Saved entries
§ §

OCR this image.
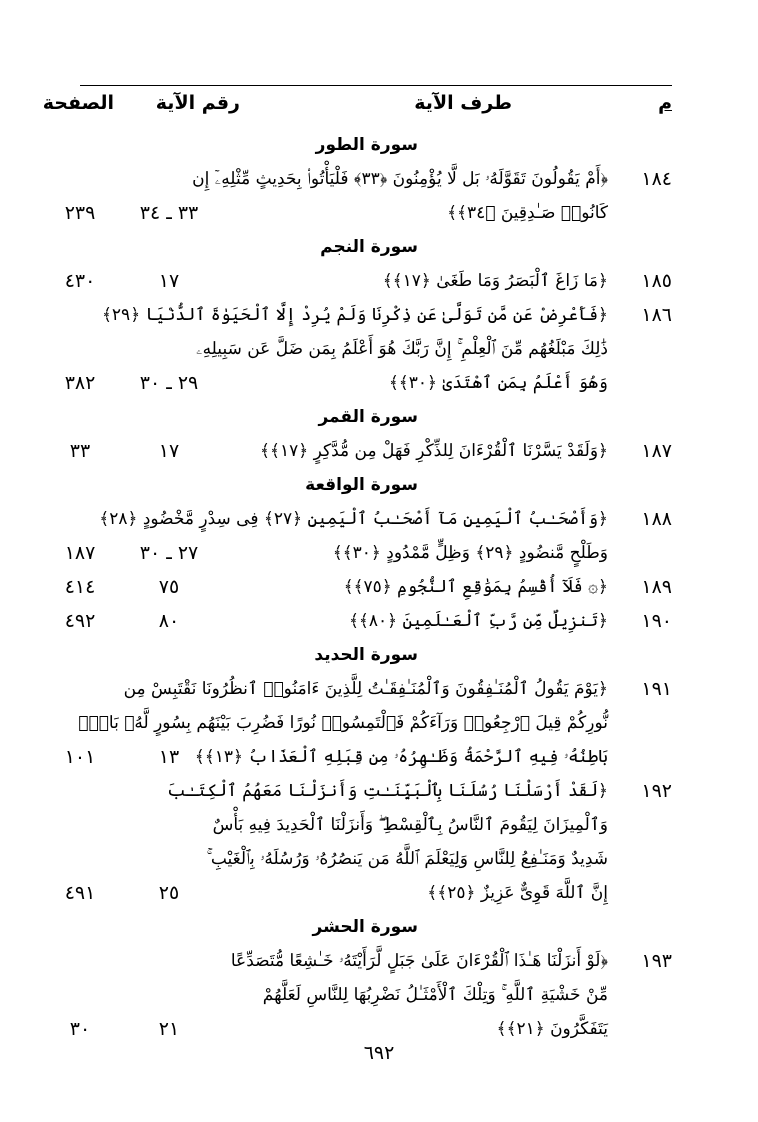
م
طرف الآية
رقم الآية
الصفحة
سورة الطور
١٨٤
﴿أَمْ يَقُولُونَ تَقَوَّلَهُۥ بَل لَّا يُؤْمِنُونَ ﴿٣٣﴾ فَلْيَأْتُوا۟ بِحَدِيثٍ مِّثْلِهِۦٓ إِن
كَانُوا۟ صَـٰدِقِينَ ﴿٣٤﴾﴾
٣٣ ـ ٣٤
٢٣٩
سورة النجم
١٨٥
﴿مَا زَاغَ ٱلْبَصَرُ وَمَا طَغَىٰ ﴿١٧﴾﴾
١٧
٤٣٠
١٨٦
﴿فَأَعْرِضْ عَن مَّن تَوَلَّىٰ عَن ذِكْرِنَا وَلَمْ يُرِدْ إِلَّا ٱلْحَيَوٰةَ ٱلدُّنْيَا ﴿٢٩﴾
ذَٰلِكَ مَبْلَغُهُم مِّنَ ٱلْعِلْمِ ۚ إِنَّ رَبَّكَ هُوَ أَعْلَمُ بِمَن ضَلَّ عَن سَبِيلِهِۦ
وَهُوَ أَعْلَمُ بِمَنِ ٱهْتَدَىٰ ﴿٣٠﴾﴾
٢٩ ـ ٣٠
٣٨٢
سورة القمر
١٨٧
﴿وَلَقَدْ يَسَّرْنَا ٱلْقُرْءَانَ لِلذِّكْرِ فَهَلْ مِن مُّدَّكِرٍ ﴿١٧﴾﴾
١٧
٣٣
سورة الواقعة
١٨٨
﴿وَأَصْحَـٰبُ ٱلْيَمِينِ مَآ أَصْحَـٰبُ ٱلْيَمِينِ ﴿٢٧﴾ فِى سِدْرٍ مَّخْضُودٍ ﴿٢٨﴾
وَطَلْحٍ مَّنضُودٍ ﴿٢٩﴾ وَظِلٍّ مَّمْدُودٍ ﴿٣٠﴾﴾
٢٧ ـ ٣٠
١٨٧
١٨٩
﴿۞ فَلَآ أُقْسِمُ بِمَوَٰقِعِ ٱلنُّجُومِ ﴿٧٥﴾﴾
٧٥
٤١٤
١٩٠
﴿تَنزِيلٌ مِّن رَّبِّ ٱلْعَـٰلَمِينَ ﴿٨٠﴾﴾
٨٠
٤٩٢
سورة الحديد
١٩١
﴿يَوْمَ يَقُولُ ٱلْمُنَـٰفِقُونَ وَٱلْمُنَـٰفِقَـٰتُ لِلَّذِينَ ءَامَنُوا۟ ٱنظُرُونَا نَقْتَبِسْ مِن
نُّورِكُمْ قِيلَ ٱرْجِعُوا۟ وَرَآءَكُمْ فَٱلْتَمِسُوا۟ نُورًا فَضُرِبَ بَيْنَهُم بِسُورٍ لَّهُۥ بَابٌۢ
بَاطِنُهُۥ فِيهِ ٱلرَّحْمَةُ وَظَـٰهِرُهُۥ مِن قِبَلِهِ ٱلْعَذَابُ ﴿١٣﴾﴾
١٣
١٠١
١٩٢
﴿لَقَدْ أَرْسَلْنَا رُسُلَنَا بِٱلْبَيِّنَـٰتِ وَأَنزَلْنَا مَعَهُمُ ٱلْكِتَـٰبَ
وَٱلْمِيزَانَ لِيَقُومَ ٱلنَّاسُ بِٱلْقِسْطِ ۖ وَأَنزَلْنَا ٱلْحَدِيدَ فِيهِ بَأْسٌ
شَدِيدٌ وَمَنَـٰفِعُ لِلنَّاسِ وَلِيَعْلَمَ ٱللَّهُ مَن يَنصُرُهُۥ وَرُسُلَهُۥ بِٱلْغَيْبِ ۚ
إِنَّ ٱللَّهَ قَوِىٌّ عَزِيزٌ ﴿٢٥﴾﴾
٢٥
٤٩١
سورة الحشر
١٩٣
﴿لَوْ أَنزَلْنَا هَـٰذَا ٱلْقُرْءَانَ عَلَىٰ جَبَلٍ لَّرَأَيْتَهُۥ خَـٰشِعًا مُّتَصَدِّعًا
مِّنْ خَشْيَةِ ٱللَّهِ ۚ وَتِلْكَ ٱلْأَمْثَـٰلُ نَضْرِبُهَا لِلنَّاسِ لَعَلَّهُمْ
يَتَفَكَّرُونَ ﴿٢١﴾﴾
٢١
٣٠
٦٩٢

§ §

Task description: Copy out every line where the word "سورة" occurs.

Exercise output:
سورة الطور
سورة النجم
سورة القمر
سورة الواقعة
سورة الحديد
سورة الحشر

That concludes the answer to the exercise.